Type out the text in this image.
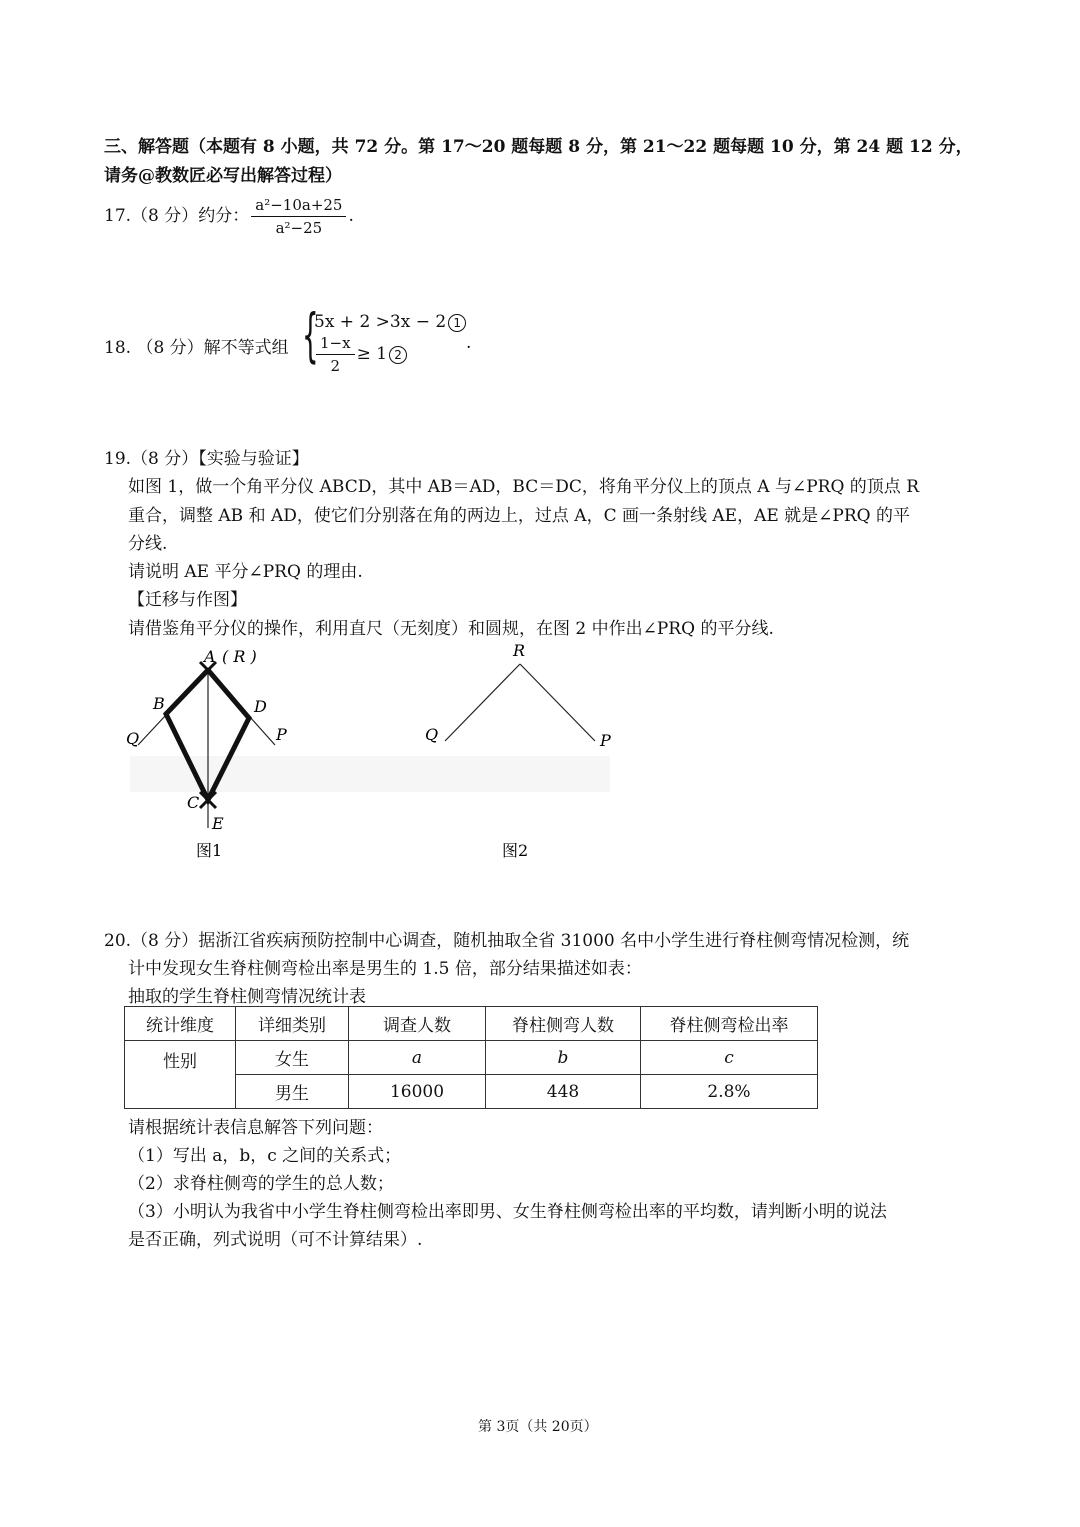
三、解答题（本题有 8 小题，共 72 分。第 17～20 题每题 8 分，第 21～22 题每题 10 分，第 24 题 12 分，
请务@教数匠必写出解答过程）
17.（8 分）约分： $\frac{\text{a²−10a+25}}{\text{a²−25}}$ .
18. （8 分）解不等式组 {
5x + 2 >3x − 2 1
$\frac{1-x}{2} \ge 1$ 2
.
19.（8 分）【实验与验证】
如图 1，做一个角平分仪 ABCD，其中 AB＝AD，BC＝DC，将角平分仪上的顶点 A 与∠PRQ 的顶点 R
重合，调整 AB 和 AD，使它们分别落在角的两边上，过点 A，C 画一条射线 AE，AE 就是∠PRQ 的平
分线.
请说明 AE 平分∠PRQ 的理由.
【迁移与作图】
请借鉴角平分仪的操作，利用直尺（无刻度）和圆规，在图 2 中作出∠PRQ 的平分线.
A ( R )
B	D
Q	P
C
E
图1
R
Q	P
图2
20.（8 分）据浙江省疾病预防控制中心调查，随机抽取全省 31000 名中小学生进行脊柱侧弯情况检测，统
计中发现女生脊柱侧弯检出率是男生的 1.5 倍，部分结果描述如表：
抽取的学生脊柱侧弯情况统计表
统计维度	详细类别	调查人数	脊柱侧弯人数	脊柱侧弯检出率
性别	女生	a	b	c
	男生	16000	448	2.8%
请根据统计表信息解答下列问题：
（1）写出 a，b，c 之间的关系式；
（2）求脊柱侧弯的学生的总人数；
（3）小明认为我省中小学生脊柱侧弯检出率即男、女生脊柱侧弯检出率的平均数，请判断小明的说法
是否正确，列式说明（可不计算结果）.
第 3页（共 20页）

--

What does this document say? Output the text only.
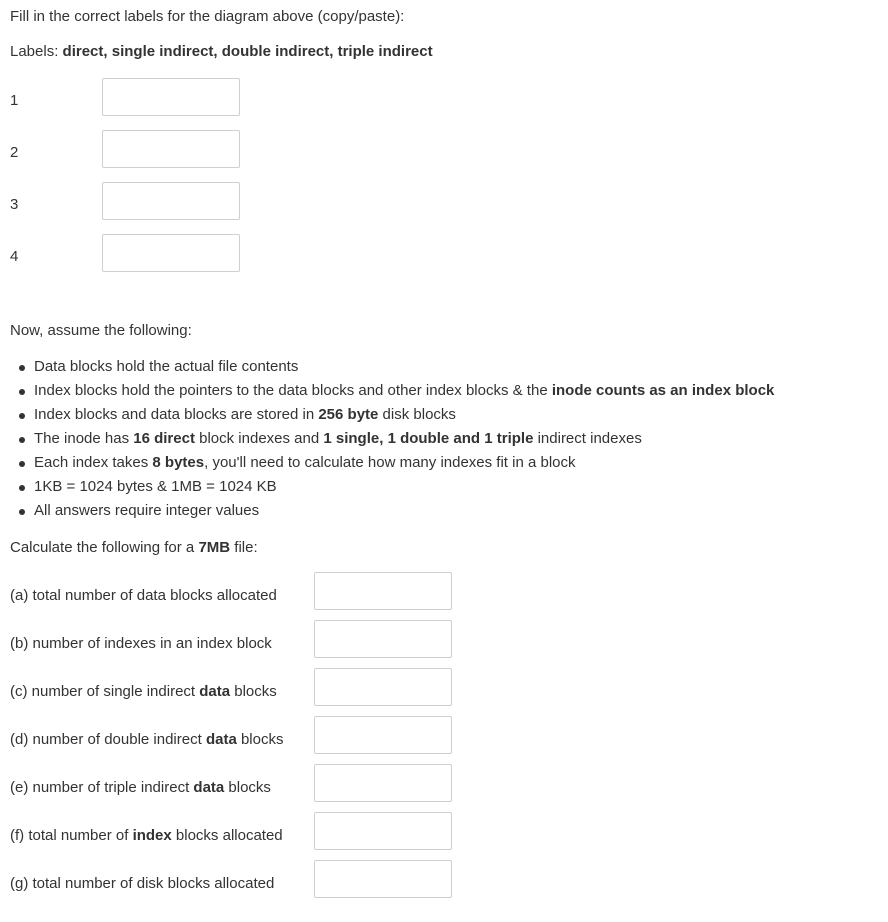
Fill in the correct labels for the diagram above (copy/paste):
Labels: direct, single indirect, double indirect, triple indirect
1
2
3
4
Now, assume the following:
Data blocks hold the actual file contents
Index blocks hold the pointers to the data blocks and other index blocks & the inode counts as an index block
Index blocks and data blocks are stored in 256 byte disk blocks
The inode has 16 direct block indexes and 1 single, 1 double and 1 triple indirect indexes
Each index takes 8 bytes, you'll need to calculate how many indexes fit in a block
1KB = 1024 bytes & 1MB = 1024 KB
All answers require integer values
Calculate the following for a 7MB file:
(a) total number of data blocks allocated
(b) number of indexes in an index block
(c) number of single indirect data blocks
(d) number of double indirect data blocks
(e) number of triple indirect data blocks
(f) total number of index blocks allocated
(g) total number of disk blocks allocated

...

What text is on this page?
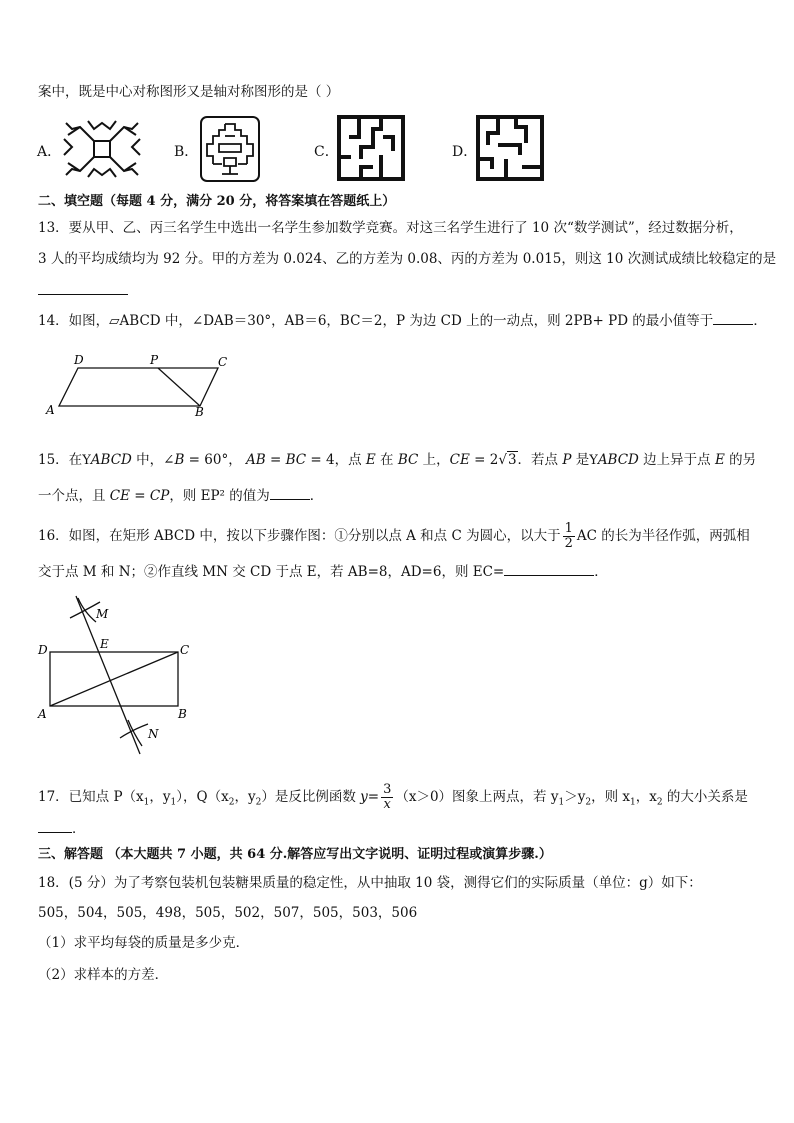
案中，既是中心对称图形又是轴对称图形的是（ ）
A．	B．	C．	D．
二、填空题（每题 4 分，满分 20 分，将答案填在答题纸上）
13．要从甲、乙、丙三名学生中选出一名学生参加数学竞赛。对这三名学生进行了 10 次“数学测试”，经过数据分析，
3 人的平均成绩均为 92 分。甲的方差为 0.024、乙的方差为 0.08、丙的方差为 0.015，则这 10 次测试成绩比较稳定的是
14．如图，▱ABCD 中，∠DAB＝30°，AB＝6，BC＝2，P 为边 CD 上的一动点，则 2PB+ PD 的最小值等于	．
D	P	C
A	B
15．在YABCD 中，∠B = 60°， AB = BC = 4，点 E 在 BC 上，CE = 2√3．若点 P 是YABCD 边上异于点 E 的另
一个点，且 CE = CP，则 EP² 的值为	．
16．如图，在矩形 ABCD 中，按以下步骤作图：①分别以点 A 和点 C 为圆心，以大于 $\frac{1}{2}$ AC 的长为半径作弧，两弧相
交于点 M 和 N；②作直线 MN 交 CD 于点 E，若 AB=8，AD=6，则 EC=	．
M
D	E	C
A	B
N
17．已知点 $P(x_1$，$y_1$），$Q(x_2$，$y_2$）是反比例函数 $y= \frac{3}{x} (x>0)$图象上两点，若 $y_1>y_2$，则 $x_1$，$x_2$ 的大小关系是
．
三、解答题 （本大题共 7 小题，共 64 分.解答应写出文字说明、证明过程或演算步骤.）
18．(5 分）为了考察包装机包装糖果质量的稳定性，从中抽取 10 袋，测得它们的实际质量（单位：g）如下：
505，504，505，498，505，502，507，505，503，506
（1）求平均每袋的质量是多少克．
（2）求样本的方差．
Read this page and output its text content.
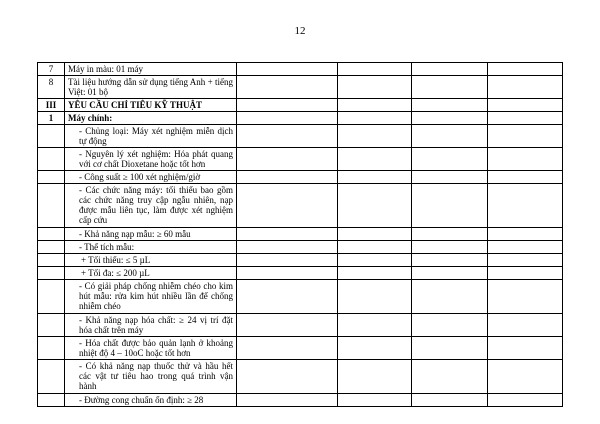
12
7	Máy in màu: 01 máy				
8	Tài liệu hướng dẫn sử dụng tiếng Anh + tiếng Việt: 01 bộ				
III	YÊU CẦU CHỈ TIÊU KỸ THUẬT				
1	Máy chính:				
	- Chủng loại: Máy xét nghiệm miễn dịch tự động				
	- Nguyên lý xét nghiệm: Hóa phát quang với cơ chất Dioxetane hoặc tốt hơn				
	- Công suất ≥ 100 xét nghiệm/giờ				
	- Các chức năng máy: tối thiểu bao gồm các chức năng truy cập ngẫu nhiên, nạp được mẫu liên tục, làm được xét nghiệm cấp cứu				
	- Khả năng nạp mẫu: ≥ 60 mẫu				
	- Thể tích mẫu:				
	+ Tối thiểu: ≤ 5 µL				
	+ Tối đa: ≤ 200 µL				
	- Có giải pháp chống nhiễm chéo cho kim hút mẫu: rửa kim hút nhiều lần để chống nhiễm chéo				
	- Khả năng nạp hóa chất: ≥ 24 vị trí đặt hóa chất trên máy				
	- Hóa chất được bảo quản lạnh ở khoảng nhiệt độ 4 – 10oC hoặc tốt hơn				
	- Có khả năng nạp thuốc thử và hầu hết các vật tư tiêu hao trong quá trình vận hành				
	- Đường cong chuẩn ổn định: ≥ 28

WHAT THIS TASK INVOLVES: Within the data above, pick out all lines holding the word "indexes".

FULL ANSWER:
The inode has 16 direct block indexes and 1 single, 1 double and 1 triple indirect indexes
Each index takes 8 bytes, you'll need to calculate how many indexes fit in a block
(b) number of indexes in an index block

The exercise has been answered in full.